> _BRIEF_
Reproduce the records verbatim, starting at the very beginning of the records and ending with the line that contains "222, 96, 247]", including that line.
═══ INPUT DATA
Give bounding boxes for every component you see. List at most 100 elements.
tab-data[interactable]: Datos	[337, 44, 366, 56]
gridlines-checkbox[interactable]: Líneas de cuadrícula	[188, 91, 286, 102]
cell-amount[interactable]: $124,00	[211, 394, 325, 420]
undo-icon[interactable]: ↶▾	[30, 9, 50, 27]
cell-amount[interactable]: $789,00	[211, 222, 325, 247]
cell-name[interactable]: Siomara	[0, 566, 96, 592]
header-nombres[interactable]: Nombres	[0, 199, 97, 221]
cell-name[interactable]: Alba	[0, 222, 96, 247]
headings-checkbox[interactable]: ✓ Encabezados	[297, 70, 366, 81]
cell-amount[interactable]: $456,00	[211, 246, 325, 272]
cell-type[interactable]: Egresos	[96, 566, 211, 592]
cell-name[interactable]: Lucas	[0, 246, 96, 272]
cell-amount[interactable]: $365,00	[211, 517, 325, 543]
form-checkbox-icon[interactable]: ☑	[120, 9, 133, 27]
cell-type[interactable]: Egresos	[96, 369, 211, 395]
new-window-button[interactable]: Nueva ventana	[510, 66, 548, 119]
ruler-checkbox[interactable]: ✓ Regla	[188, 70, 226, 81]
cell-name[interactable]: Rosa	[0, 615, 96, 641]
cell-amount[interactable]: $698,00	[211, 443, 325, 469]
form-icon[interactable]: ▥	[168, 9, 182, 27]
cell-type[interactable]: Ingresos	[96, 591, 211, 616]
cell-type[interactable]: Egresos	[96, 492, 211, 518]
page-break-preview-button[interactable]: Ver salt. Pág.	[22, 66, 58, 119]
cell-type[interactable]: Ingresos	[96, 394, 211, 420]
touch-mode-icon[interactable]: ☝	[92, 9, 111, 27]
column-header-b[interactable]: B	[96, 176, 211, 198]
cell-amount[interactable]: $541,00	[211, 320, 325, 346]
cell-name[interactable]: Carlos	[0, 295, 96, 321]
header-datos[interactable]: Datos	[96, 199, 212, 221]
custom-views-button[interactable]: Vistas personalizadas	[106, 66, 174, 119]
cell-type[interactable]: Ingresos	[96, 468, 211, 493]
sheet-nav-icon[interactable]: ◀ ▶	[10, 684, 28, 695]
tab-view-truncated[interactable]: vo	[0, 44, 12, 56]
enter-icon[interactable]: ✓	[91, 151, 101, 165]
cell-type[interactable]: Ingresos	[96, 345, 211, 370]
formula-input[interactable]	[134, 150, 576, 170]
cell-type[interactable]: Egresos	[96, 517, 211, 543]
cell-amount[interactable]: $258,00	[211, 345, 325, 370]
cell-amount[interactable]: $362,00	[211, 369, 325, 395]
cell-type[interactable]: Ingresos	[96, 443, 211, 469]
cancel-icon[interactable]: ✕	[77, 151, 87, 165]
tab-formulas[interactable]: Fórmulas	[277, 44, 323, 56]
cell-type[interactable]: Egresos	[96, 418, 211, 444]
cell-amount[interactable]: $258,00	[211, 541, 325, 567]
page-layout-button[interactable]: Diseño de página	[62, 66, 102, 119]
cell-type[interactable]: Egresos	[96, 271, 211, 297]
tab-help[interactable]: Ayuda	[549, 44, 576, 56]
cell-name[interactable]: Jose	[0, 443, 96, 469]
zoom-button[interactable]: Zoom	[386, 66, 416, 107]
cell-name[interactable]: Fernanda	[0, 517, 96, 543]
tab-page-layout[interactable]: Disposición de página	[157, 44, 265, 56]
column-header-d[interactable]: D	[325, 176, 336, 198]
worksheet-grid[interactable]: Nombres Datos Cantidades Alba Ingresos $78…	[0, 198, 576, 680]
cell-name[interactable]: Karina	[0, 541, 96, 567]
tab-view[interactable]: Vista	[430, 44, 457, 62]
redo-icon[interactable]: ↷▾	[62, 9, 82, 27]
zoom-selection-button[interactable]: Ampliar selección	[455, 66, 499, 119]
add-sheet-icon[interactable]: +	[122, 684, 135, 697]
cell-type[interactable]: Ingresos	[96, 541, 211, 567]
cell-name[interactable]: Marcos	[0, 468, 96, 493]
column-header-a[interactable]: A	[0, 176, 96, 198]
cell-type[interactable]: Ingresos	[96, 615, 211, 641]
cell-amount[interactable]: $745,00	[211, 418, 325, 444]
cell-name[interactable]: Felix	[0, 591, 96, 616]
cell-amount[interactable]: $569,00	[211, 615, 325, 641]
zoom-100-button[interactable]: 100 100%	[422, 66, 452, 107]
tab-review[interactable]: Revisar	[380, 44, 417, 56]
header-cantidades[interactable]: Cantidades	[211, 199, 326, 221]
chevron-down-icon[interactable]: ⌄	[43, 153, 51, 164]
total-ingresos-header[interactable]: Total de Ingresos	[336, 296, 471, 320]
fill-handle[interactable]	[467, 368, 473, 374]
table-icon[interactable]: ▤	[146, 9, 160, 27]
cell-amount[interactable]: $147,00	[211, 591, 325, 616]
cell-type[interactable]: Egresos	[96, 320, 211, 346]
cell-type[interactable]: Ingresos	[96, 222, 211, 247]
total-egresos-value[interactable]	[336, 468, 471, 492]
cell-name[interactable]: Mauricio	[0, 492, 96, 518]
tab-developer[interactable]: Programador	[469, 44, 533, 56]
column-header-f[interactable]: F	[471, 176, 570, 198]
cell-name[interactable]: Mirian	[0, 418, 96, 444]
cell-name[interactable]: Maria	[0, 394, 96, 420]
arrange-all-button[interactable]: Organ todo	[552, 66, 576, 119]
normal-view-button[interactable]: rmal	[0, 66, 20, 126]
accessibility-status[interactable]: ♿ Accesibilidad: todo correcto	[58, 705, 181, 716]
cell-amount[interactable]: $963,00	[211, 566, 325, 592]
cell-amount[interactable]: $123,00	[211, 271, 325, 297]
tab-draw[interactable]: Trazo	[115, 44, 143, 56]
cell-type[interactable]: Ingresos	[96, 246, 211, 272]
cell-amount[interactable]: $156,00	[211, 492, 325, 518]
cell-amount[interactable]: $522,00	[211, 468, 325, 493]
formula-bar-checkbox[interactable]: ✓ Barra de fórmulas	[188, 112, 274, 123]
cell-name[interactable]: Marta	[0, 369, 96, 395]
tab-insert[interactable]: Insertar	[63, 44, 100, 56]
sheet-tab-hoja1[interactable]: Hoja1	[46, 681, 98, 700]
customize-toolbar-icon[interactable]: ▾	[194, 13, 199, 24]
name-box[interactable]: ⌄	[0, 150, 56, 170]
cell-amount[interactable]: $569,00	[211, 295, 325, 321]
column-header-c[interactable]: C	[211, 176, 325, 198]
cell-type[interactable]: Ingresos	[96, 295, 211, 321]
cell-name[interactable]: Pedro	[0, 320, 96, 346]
══════
> _SOLVED PROBLEM_
Give bounding boxes for every component you see. List at most 100 elements.
tab-data[interactable]: Datos	[337, 44, 366, 56]
gridlines-checkbox[interactable]: Líneas de cuadrícula	[188, 91, 286, 102]
cell-amount[interactable]: $124,00	[211, 394, 325, 420]
undo-icon[interactable]: ↶▾	[30, 9, 50, 27]
cell-amount[interactable]: $789,00	[211, 222, 325, 247]
cell-name[interactable]: Siomara	[0, 566, 96, 592]
header-nombres[interactable]: Nombres	[0, 199, 97, 221]
cell-name[interactable]: Alba	[0, 222, 96, 247]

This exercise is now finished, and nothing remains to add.